Write out each line exactly as given. Leave the pictures out of your copy.

Data to process -
* start *
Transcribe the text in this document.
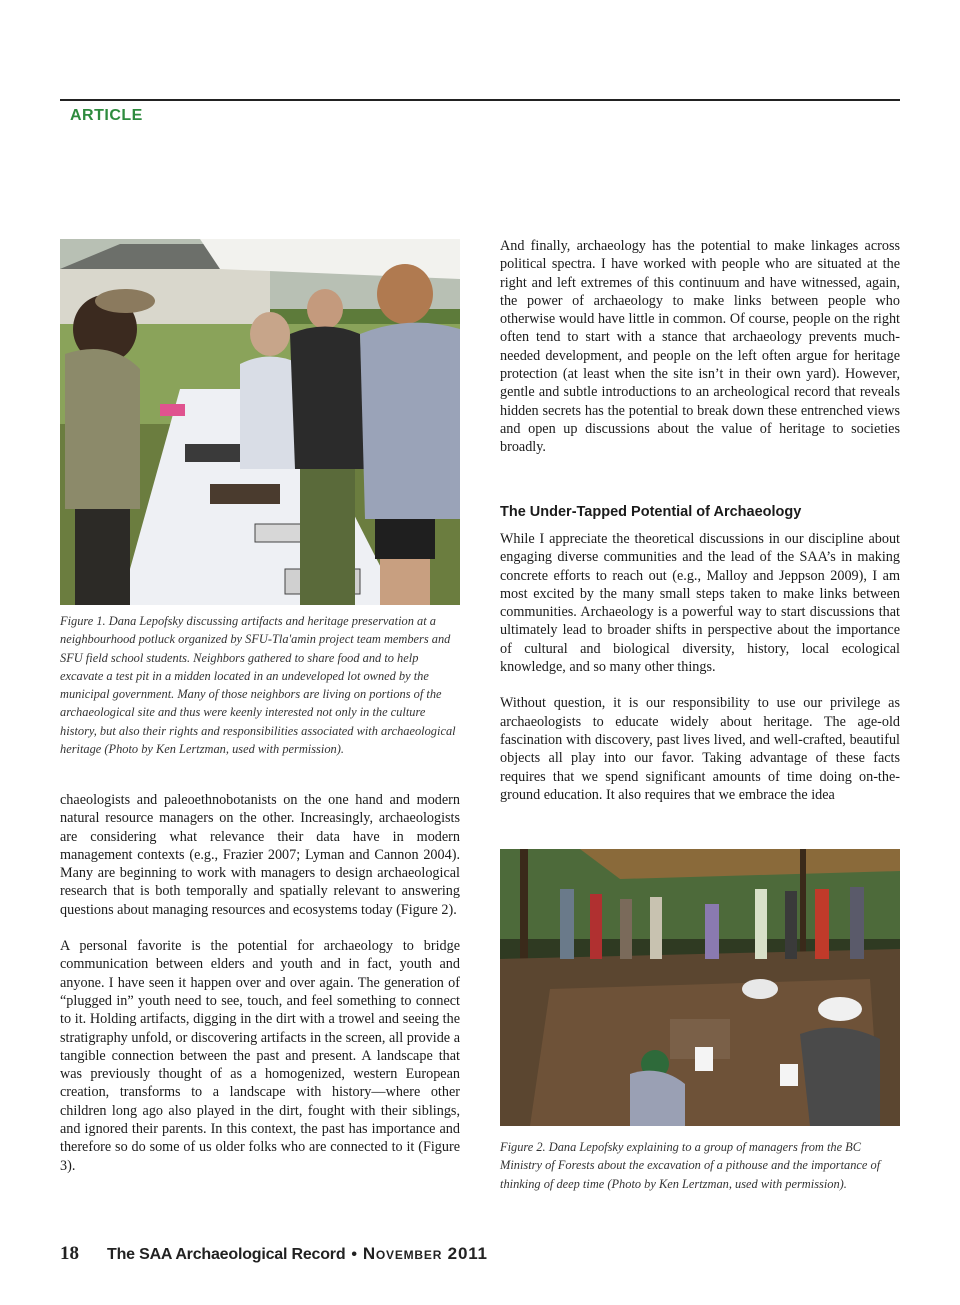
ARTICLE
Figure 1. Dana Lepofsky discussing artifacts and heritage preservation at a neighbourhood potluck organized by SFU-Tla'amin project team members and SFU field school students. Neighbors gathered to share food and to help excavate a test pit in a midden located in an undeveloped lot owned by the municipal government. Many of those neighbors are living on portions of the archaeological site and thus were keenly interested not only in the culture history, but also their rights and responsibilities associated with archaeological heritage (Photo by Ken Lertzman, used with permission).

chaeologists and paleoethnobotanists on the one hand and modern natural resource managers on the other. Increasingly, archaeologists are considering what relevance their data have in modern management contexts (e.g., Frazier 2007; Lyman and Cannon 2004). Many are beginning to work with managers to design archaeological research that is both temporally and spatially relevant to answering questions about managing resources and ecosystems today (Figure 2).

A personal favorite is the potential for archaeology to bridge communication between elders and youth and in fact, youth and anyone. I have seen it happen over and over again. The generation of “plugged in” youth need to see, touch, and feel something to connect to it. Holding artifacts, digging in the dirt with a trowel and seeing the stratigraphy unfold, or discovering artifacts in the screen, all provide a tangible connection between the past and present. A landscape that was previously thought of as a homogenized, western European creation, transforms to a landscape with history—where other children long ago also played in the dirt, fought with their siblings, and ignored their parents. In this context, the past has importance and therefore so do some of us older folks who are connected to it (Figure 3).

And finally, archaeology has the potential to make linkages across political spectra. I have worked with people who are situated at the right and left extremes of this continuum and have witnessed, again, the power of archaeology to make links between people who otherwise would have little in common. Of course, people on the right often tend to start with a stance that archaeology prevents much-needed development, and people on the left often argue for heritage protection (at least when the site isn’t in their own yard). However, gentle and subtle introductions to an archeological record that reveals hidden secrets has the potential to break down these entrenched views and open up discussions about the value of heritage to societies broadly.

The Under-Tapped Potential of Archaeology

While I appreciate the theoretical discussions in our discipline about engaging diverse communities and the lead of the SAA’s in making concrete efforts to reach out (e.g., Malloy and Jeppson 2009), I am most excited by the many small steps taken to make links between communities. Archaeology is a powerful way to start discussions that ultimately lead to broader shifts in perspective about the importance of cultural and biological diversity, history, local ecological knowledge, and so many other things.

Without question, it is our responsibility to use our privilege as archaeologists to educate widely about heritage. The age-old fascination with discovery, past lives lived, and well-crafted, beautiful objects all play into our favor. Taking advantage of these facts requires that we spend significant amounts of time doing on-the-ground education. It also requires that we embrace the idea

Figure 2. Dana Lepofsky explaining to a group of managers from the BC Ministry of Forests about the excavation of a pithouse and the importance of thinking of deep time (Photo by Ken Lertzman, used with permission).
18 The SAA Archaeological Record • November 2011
* end *
Result -
Transcribe the text in this document.
ARTICLE
Figure 1. Dana Lepofsky discussing artifacts and heritage preservation at a neighbourhood potluck organized by SFU-Tla'amin project team members and SFU field school students. Neighbors gathered to share food and to help excavate a test pit in a midden located in an undeveloped lot owned by the municipal government. Many of those neighbors are living on portions of the archaeological site and thus were keenly interested not only in the culture history, but also their rights and responsibilities associated with archaeological heritage (Photo by Ken Lertzman, used with permission).

chaeologists and paleoethnobotanists on the one hand and modern natural resource managers on the other. Increasingly, archaeologists are considering what relevance their data have in modern management contexts (e.g., Frazier 2007; Lyman and Cannon 2004). Many are beginning to work with managers to design archaeological research that is both temporally and spatially relevant to answering questions about managing resources and ecosystems today (Figure 2).

A personal favorite is the potential for archaeology to bridge communication between elders and youth and in fact, youth and anyone. I have seen it happen over and over again. The generation of “plugged in” youth need to see, touch, and feel something to connect to it. Holding artifacts, digging in the dirt with a trowel and seeing the stratigraphy unfold, or discovering artifacts in the screen, all provide a tangible connection between the past and present. A landscape that was previously thought of as a homogenized, western European creation, transforms to a landscape with history—where other children long ago also played in the dirt, fought with their siblings, and ignored their parents. In this context, the past has importance and therefore so do some of us older folks who are connected to it (Figure 3).

And finally, archaeology has the potential to make linkages across political spectra. I have worked with people who are situated at the right and left extremes of this continuum and have witnessed, again, the power of archaeology to make links between people who otherwise would have little in common. Of course, people on the right often tend to start with a stance that archaeology prevents much-needed development, and people on the left often argue for heritage protection (at least when the site isn’t in their own yard). However, gentle and subtle introductions to an archeological record that reveals hidden secrets has the potential to break down these entrenched views and open up discussions about the value of heritage to societies broadly.

The Under-Tapped Potential of Archaeology

While I appreciate the theoretical discussions in our discipline about engaging diverse communities and the lead of the SAA’s in making concrete efforts to reach out (e.g., Malloy and Jeppson 2009), I am most excited by the many small steps taken to make links between communities. Archaeology is a powerful way to start discussions that ultimately lead to broader shifts in perspective about the importance of cultural and biological diversity, history, local ecological knowledge, and so many other things.

Without question, it is our responsibility to use our privilege as archaeologists to educate widely about heritage. The age-old fascination with discovery, past lives lived, and well-crafted, beautiful objects all play into our favor. Taking advantage of these facts requires that we spend significant amounts of time doing on-the-ground education. It also requires that we embrace the idea

Figure 2. Dana Lepofsky explaining to a group of managers from the BC Ministry of Forests about the excavation of a pithouse and the importance of thinking of deep time (Photo by Ken Lertzman, used with permission).
18 The SAA Archaeological Record • November 2011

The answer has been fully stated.